**YOUR OBJECTIVE:** From the records, pick out and copy each line containing "College".

(Figure record extracts)

--------------------------------------------------

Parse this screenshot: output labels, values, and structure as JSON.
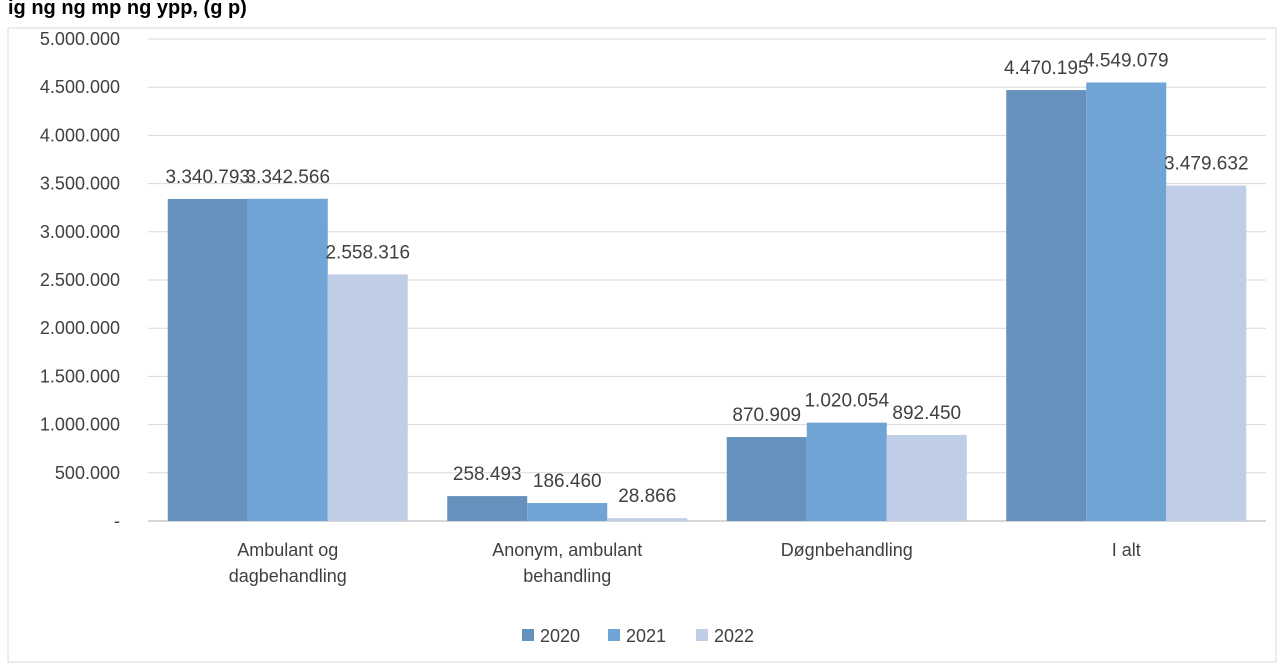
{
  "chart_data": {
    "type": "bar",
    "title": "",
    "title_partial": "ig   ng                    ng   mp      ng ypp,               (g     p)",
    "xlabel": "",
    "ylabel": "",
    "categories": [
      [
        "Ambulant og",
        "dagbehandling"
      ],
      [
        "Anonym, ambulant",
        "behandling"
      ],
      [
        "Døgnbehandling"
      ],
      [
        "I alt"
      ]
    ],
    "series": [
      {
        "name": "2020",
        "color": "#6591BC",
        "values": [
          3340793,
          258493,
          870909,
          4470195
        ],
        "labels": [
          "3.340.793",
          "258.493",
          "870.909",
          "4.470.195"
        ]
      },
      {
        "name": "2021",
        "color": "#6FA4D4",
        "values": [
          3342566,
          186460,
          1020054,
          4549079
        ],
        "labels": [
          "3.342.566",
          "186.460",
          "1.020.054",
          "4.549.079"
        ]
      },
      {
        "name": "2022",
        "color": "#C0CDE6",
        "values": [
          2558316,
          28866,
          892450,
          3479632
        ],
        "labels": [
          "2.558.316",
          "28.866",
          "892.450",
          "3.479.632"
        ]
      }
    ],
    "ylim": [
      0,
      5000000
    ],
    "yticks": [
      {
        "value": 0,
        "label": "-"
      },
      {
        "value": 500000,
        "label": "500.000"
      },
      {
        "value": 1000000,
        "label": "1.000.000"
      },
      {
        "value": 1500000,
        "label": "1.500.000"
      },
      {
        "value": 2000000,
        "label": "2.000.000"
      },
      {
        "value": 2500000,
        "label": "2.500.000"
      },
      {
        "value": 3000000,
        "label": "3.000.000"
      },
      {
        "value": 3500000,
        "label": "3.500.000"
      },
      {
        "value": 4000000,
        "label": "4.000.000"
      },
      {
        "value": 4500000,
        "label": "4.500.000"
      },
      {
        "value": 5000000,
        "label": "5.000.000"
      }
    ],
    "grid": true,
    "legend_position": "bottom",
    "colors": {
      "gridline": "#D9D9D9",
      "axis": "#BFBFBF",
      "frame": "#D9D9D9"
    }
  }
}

--------------------------------------------------

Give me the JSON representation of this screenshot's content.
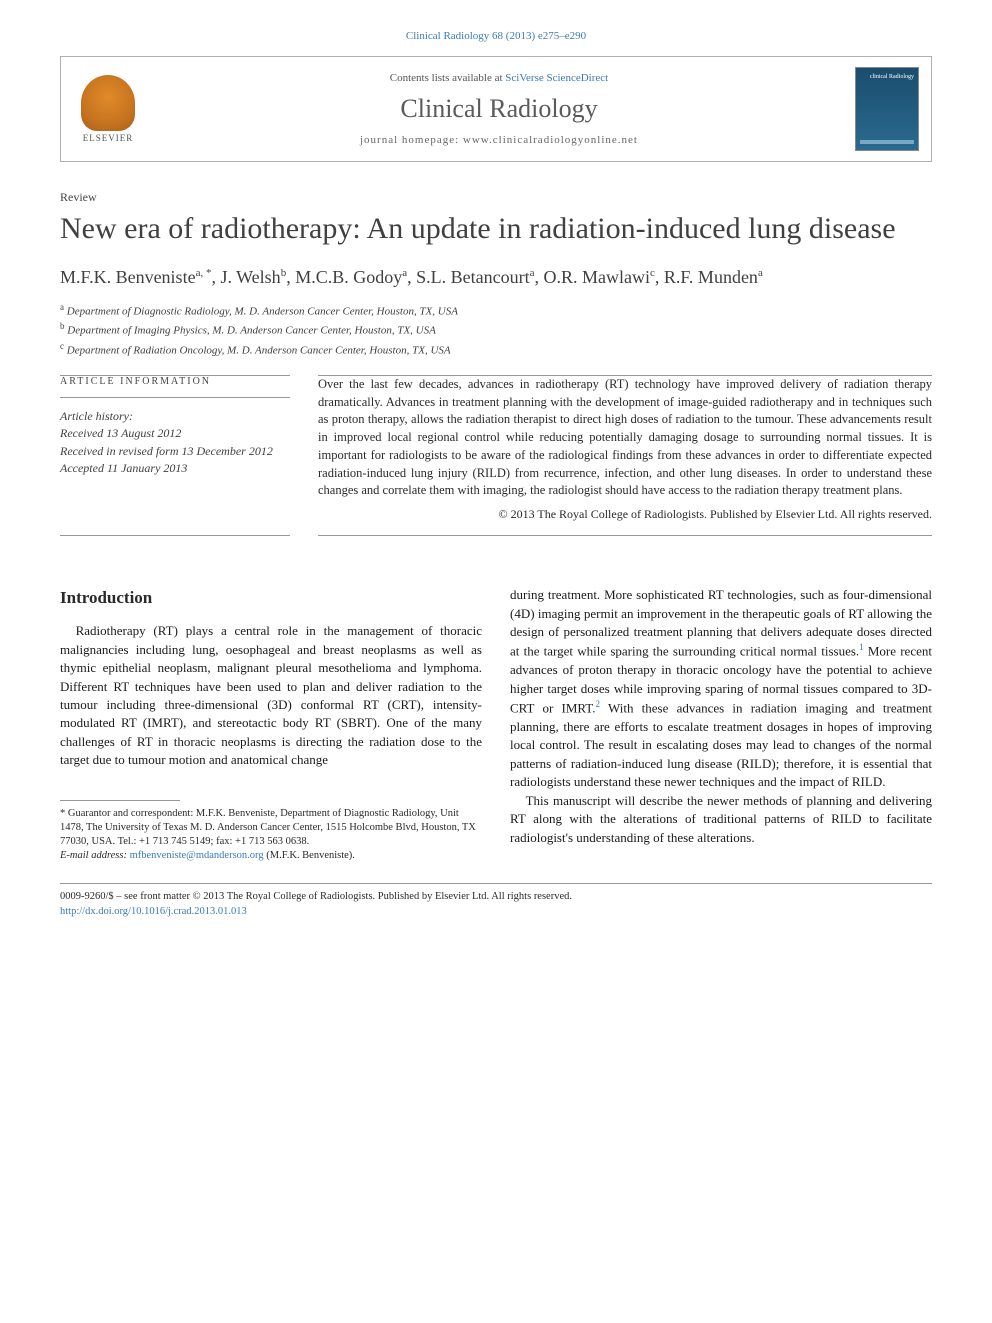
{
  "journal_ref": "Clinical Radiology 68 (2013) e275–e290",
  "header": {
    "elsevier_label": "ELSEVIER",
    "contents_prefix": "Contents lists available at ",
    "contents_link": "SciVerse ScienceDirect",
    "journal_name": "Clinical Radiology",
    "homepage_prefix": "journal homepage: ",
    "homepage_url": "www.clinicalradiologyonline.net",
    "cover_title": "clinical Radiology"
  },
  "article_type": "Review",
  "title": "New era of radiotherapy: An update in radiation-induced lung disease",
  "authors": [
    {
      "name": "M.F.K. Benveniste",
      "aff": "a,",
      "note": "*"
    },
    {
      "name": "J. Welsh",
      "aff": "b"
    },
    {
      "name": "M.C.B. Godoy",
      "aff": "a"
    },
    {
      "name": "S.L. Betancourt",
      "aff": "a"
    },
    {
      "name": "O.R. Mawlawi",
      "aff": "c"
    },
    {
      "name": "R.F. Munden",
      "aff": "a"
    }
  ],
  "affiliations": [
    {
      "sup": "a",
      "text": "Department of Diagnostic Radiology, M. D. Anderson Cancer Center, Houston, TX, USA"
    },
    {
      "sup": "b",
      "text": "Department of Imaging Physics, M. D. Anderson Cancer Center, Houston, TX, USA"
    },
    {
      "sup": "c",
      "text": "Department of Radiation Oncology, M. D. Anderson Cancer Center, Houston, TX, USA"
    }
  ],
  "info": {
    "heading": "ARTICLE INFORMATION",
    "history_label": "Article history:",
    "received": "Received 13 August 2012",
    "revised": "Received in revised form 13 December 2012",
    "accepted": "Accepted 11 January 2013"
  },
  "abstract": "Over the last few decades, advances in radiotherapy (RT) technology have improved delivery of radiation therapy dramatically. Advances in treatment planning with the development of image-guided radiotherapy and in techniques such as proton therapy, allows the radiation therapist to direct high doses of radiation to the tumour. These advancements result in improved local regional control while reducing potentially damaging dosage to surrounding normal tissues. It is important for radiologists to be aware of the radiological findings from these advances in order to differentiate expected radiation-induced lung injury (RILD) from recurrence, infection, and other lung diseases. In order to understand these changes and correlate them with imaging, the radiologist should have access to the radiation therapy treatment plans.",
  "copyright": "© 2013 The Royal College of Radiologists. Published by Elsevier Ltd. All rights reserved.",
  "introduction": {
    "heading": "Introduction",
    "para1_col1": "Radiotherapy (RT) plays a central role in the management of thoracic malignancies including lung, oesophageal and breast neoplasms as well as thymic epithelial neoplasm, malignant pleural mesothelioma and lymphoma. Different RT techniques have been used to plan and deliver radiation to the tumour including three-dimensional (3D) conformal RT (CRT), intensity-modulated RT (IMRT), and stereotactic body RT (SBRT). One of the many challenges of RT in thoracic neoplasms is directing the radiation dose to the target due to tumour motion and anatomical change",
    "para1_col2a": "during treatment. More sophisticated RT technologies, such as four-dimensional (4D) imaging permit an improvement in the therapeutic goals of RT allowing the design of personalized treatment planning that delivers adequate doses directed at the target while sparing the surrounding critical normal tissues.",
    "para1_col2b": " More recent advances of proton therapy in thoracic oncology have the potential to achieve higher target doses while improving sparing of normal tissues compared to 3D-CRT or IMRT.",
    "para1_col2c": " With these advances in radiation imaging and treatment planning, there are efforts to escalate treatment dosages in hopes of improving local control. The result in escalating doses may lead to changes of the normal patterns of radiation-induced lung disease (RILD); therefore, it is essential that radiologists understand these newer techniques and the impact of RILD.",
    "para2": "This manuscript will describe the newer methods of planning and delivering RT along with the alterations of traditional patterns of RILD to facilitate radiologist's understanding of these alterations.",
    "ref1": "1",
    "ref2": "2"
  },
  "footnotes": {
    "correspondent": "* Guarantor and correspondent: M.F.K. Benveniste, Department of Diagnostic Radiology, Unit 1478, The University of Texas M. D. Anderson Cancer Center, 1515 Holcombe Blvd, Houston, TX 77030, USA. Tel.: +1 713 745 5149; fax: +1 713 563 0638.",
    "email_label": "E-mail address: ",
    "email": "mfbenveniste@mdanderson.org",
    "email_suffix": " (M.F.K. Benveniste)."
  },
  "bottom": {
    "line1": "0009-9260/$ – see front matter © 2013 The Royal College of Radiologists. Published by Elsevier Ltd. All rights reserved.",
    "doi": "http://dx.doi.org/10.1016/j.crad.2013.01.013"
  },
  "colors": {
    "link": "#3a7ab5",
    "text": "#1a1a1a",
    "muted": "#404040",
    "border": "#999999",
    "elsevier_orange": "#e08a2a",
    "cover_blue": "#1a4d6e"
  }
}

--------------------------------------------------

**TASK RESPONSE:**
  "copyright": "© 2013 The Royal College of Radiologists. Published by Elsevier Ltd. All rights reserved.",
    "line1": "0009-9260/$ – see front matter © 2013 The Royal College of Radiologists. Published by Elsevier Ltd. All rights reserved.",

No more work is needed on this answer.